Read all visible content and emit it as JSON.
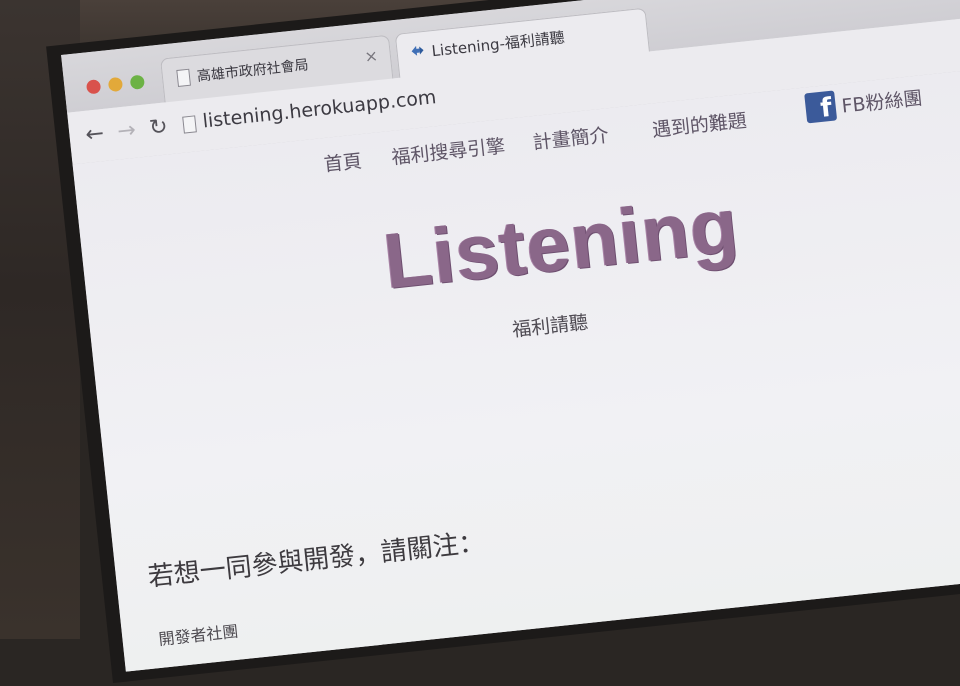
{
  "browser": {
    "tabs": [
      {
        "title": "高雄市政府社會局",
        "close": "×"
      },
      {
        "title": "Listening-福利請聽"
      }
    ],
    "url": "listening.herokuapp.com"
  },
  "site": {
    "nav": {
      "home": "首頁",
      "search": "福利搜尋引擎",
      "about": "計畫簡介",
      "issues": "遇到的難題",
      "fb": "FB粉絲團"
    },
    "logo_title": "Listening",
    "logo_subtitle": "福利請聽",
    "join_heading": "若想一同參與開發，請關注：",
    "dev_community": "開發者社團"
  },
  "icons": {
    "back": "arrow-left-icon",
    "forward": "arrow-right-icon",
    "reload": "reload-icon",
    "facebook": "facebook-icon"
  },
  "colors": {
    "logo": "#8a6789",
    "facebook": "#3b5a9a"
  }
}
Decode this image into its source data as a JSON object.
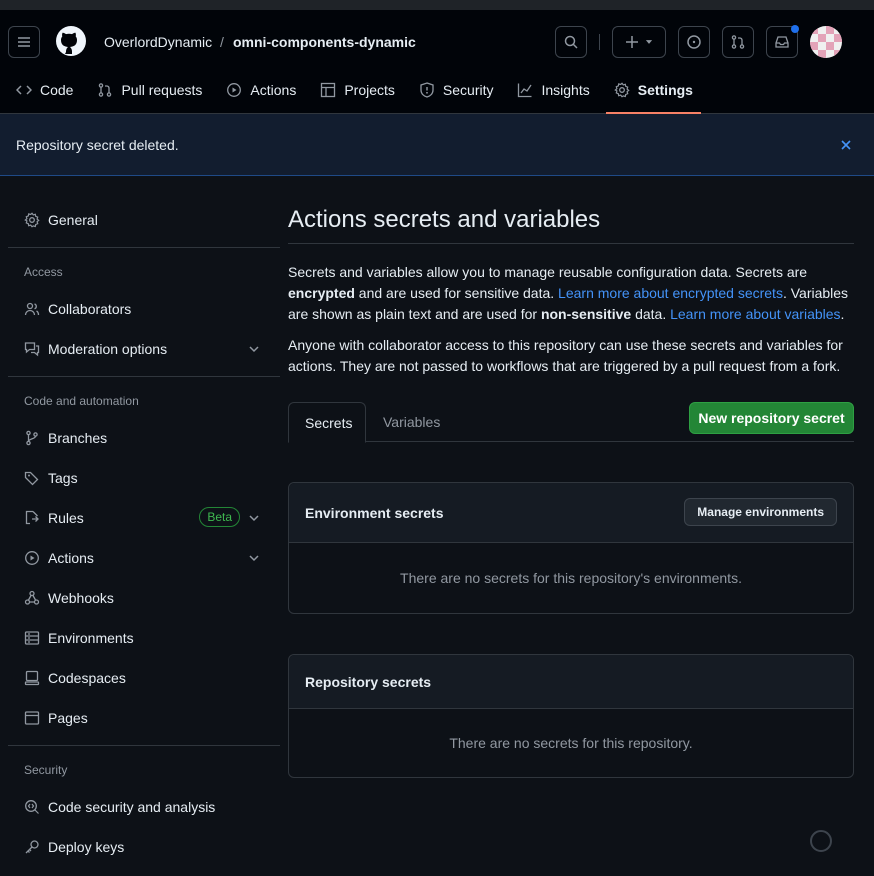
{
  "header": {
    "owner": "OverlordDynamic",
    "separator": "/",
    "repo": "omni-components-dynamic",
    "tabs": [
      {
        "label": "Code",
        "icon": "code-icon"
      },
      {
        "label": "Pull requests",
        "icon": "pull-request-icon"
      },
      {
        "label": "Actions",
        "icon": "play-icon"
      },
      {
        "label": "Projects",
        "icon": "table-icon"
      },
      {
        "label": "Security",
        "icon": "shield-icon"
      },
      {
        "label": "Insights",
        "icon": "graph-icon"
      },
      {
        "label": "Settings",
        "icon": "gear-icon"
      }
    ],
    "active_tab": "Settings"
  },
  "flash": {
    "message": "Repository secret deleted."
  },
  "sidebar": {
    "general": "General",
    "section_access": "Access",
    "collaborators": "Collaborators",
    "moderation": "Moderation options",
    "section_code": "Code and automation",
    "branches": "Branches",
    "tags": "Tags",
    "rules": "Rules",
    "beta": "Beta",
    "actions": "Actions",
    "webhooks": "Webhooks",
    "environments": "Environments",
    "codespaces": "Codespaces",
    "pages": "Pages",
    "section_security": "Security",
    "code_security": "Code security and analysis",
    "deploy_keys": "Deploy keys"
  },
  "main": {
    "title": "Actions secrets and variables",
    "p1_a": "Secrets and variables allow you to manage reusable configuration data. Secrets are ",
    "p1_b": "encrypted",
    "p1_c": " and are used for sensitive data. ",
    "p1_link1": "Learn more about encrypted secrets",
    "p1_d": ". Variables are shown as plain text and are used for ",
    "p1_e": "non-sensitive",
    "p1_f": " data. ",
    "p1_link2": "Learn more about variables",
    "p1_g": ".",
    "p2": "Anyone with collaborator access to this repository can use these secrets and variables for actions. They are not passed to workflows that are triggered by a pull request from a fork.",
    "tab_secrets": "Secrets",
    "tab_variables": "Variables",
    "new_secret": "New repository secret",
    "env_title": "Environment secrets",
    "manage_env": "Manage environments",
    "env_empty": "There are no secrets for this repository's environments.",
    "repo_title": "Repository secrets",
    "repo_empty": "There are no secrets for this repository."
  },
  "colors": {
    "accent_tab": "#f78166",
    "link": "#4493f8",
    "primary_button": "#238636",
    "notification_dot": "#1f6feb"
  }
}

__________

What the exercise asks.
Reproduce every line of the listing above in which the string "Learn" appears.

Exercise solution.
    "p1_link1": "Learn more about encrypted secrets",
    "p1_link2": "Learn more about variables",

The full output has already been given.